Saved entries
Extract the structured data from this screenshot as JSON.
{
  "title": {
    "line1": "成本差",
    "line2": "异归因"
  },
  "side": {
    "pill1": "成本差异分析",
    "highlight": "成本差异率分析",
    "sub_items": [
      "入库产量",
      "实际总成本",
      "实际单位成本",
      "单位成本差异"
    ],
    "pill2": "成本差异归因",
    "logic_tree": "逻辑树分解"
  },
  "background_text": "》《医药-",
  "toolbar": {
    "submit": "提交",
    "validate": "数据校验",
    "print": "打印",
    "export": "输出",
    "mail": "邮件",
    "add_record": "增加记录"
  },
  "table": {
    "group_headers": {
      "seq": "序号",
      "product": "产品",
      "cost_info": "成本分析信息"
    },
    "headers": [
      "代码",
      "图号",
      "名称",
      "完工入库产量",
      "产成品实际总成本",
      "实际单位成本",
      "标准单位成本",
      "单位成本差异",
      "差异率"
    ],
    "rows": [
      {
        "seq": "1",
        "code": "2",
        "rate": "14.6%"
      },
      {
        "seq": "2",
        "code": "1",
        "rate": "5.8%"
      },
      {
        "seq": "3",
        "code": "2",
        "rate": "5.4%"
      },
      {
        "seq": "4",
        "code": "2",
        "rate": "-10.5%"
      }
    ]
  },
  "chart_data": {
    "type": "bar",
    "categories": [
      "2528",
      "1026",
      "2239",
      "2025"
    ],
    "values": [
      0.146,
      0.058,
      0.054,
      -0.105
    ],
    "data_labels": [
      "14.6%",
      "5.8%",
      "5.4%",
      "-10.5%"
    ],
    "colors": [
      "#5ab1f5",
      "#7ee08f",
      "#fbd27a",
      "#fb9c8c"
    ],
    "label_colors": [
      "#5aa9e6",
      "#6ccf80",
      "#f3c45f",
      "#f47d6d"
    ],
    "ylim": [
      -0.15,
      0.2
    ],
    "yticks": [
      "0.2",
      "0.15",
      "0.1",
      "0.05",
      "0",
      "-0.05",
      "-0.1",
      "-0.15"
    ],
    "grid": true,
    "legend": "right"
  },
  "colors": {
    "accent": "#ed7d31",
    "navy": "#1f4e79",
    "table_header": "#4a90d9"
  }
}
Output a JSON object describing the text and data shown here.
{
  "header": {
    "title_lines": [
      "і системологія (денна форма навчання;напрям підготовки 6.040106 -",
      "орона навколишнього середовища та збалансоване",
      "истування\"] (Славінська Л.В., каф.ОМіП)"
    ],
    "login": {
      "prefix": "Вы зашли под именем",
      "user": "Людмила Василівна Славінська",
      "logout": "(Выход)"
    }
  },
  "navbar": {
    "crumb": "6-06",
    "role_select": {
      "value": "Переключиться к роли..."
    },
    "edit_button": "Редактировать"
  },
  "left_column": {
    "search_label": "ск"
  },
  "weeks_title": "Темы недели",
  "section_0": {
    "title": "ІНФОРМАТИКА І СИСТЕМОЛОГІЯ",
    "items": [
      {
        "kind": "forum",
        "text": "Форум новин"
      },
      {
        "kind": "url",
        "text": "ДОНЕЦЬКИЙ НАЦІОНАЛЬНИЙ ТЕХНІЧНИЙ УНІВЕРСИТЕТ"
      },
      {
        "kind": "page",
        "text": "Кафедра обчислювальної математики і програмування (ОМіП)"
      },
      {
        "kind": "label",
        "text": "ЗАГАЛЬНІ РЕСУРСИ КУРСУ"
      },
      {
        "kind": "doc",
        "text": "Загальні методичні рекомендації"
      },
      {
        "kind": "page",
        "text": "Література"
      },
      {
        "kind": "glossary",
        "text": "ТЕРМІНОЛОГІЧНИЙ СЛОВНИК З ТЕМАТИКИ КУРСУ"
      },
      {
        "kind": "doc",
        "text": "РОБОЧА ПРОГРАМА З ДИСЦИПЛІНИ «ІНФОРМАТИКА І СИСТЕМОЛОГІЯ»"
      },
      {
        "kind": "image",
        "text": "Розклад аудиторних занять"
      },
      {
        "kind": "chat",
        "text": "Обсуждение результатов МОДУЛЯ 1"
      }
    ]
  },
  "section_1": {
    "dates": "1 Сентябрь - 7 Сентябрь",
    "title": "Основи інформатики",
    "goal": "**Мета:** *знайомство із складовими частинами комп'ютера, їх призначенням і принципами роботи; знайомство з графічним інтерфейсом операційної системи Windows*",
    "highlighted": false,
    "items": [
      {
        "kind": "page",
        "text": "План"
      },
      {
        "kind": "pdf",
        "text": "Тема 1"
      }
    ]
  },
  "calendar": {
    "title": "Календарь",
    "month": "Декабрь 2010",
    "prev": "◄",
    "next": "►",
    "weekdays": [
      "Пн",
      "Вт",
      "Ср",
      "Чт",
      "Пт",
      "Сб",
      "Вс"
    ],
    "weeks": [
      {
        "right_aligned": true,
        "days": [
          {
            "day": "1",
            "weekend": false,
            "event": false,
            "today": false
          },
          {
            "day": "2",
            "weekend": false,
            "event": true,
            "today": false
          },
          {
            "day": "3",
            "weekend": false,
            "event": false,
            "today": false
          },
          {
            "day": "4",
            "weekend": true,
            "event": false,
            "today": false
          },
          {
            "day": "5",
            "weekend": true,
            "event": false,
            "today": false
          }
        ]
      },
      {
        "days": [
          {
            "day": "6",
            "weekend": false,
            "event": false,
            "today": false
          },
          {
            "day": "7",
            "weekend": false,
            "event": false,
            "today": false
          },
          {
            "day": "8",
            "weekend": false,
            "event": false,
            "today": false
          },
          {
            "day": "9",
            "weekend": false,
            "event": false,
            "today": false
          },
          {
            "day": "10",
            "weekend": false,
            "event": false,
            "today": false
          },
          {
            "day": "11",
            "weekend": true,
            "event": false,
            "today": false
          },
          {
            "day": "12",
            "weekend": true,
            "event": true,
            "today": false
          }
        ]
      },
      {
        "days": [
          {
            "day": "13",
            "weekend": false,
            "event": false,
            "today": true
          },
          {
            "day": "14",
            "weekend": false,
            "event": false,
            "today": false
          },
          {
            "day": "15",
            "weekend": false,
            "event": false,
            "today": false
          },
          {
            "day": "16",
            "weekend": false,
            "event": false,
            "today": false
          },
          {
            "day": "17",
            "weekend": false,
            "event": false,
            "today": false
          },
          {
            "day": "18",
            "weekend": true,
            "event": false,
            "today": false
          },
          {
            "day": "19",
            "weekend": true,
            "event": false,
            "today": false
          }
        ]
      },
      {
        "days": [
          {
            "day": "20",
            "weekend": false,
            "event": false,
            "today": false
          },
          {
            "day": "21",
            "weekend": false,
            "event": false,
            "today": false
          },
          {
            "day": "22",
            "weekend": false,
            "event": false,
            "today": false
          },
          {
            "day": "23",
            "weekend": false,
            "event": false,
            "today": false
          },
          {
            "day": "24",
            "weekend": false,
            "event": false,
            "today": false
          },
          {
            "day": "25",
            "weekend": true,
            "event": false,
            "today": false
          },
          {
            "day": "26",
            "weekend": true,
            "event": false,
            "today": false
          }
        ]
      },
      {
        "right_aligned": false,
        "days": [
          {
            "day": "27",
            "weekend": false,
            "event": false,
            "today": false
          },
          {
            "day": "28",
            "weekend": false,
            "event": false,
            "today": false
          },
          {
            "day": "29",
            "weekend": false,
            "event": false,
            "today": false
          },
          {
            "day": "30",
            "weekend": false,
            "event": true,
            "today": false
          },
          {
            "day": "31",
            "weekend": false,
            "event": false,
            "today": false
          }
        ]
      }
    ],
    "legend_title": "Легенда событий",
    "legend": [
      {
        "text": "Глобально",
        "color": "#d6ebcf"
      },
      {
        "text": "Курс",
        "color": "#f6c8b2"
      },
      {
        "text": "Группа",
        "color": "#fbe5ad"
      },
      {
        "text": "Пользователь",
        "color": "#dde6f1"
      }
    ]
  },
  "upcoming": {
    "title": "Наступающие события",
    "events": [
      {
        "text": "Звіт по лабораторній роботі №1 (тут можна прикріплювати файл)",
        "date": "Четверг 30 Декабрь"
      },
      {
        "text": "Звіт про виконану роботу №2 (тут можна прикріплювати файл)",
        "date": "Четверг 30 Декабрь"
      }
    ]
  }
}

◆ **WHAT YOU NEED TO DO**: Among the entries above, how many lines hold the string "ОМіП"? Respond with nothing but the number.

◆ **OUTPUT OF THE TASK**: 2